» **Input data**
_____
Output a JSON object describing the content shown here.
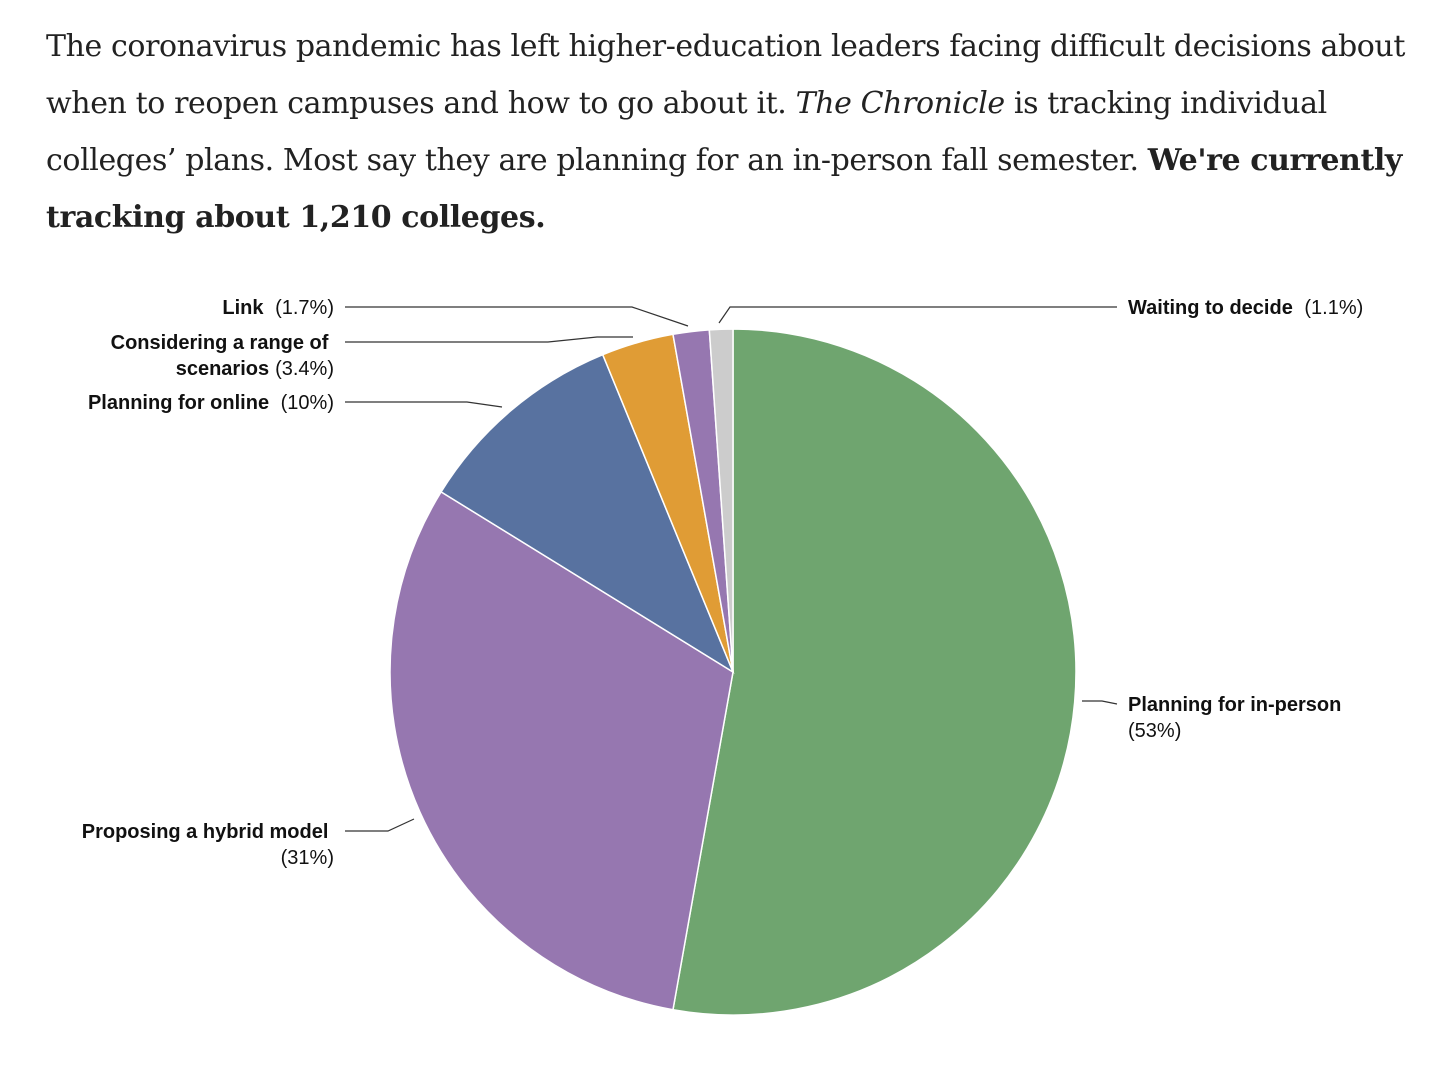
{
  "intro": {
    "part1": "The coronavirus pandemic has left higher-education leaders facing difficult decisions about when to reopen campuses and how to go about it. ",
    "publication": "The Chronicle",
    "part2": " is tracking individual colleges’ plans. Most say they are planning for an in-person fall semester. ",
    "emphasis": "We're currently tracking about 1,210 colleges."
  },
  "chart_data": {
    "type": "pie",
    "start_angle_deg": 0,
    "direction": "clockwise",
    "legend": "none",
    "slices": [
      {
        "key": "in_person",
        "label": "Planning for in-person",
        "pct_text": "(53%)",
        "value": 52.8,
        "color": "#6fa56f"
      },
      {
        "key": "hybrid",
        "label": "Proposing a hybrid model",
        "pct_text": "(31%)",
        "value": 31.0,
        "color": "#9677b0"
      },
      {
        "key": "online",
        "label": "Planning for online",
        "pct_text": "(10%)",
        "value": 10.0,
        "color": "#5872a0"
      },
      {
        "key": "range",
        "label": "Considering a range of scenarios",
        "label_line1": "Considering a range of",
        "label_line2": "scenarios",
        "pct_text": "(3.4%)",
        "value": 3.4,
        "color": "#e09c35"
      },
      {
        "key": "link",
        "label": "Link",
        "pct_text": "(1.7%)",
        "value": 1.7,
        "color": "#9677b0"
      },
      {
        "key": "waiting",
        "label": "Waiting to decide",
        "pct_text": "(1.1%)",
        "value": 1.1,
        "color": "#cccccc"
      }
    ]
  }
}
_____
» **Exercise**
Would you please copy every line from the listing above that contains the word "colleges"?

» **Exercise answer**
    "part2": " is tracking individual colleges’ plans. Most say they are planning for an in-person fall semester. ",
    "emphasis": "We're currently tracking about 1,210 colleges."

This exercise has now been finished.